• _Supplied material_:

# # # # # # #

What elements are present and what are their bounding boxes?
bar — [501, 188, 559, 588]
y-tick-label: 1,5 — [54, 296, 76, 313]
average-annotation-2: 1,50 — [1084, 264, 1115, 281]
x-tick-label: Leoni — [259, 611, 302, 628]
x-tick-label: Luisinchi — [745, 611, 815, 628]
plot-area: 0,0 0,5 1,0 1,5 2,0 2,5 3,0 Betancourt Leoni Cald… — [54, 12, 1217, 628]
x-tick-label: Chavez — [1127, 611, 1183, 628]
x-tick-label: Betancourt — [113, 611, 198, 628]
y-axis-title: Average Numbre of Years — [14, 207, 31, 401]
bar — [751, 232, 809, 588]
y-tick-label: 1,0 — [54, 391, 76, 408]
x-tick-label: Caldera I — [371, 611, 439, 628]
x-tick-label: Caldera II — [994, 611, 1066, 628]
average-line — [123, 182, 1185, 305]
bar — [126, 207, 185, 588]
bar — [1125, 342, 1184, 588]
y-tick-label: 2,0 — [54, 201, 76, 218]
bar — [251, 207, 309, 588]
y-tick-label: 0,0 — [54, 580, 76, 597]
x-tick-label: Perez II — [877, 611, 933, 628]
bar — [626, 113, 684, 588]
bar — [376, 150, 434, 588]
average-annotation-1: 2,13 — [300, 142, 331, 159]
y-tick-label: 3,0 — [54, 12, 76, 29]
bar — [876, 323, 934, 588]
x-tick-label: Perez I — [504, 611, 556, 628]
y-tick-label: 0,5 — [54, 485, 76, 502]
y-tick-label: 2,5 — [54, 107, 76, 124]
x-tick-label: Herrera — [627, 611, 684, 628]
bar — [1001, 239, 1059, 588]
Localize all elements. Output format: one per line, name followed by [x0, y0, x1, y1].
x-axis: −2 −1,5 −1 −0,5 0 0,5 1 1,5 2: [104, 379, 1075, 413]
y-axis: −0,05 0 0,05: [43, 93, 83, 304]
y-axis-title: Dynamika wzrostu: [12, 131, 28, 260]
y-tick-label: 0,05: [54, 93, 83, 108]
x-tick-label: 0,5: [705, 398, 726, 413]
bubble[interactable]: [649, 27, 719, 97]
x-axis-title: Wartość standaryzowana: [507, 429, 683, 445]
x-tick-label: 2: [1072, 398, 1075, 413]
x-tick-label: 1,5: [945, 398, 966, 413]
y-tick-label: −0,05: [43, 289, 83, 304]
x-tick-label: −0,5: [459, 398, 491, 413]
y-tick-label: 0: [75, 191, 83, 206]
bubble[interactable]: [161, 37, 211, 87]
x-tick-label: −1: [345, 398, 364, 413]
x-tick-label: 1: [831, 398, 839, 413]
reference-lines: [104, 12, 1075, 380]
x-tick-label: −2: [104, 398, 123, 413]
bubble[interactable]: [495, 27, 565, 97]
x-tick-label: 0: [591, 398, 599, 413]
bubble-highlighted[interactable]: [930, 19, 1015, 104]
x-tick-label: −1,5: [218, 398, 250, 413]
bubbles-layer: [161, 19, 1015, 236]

# # # # # # #

• _What is required_:
Can you repeat the listing above with every "x-tick-label" replaced by "x-axis-label" and nothing else changed?

• _Result of this exercise_:
What elements are present and what are their bounding boxes?
bar — [501, 188, 559, 588]
y-tick-label: 1,5 — [54, 296, 76, 313]
average-annotation-2: 1,50 — [1084, 264, 1115, 281]
x-axis-label: Leoni — [259, 611, 302, 628]
x-axis-label: Luisinchi — [745, 611, 815, 628]
plot-area: 0,0 0,5 1,0 1,5 2,0 2,5 3,0 Betancourt Leoni Cald… — [54, 12, 1217, 628]
x-axis-label: Chavez — [1127, 611, 1183, 628]
x-axis-label: Betancourt — [113, 611, 198, 628]
y-axis-title: Average Numbre of Years — [14, 207, 31, 401]
bar — [751, 232, 809, 588]
y-tick-label: 1,0 — [54, 391, 76, 408]
x-axis-label: Caldera I — [371, 611, 439, 628]
x-axis-label: Caldera II — [994, 611, 1066, 628]
average-line — [123, 182, 1185, 305]
bar — [126, 207, 185, 588]
bar — [1125, 342, 1184, 588]
y-tick-label: 2,0 — [54, 201, 76, 218]
bar — [251, 207, 309, 588]
y-tick-label: 0,0 — [54, 580, 76, 597]
x-axis-label: Perez II — [877, 611, 933, 628]
bar — [626, 113, 684, 588]
bar — [376, 150, 434, 588]
average-annotation-1: 2,13 — [300, 142, 331, 159]
y-tick-label: 3,0 — [54, 12, 76, 29]
bar — [876, 323, 934, 588]
x-axis-label: Perez I — [504, 611, 556, 628]
y-tick-label: 0,5 — [54, 485, 76, 502]
y-tick-label: 2,5 — [54, 107, 76, 124]
x-axis-label: Herrera — [627, 611, 684, 628]
bar — [1001, 239, 1059, 588]
Localize all elements. Output format: one per line, name followed by [x0, y0, x1, y1].
x-axis: −2 −1,5 −1 −0,5 0 0,5 1 1,5 2: [104, 379, 1075, 413]
y-axis: −0,05 0 0,05: [43, 93, 83, 304]
y-axis-title: Dynamika wzrostu: [12, 131, 28, 260]
y-tick-label: 0,05: [54, 93, 83, 108]
x-axis-label: 0,5: [705, 398, 726, 413]
bubble[interactable]: [649, 27, 719, 97]
x-axis-title: Wartość standaryzowana: [507, 429, 683, 445]
x-axis-label: 2: [1072, 398, 1075, 413]
x-axis-label: 1,5: [945, 398, 966, 413]
y-tick-label: −0,05: [43, 289, 83, 304]
x-axis-label: −0,5: [459, 398, 491, 413]
y-tick-label: 0: [75, 191, 83, 206]
bubble[interactable]: [161, 37, 211, 87]
x-axis-label: −1: [345, 398, 364, 413]
x-axis-label: 1: [831, 398, 839, 413]
reference-lines: [104, 12, 1075, 380]
x-axis-label: −2: [104, 398, 123, 413]
bubble[interactable]: [495, 27, 565, 97]
x-axis-label: 0: [591, 398, 599, 413]
bubble-highlighted[interactable]: [930, 19, 1015, 104]
x-axis-label: −1,5: [218, 398, 250, 413]
bubbles-layer: [161, 19, 1015, 236]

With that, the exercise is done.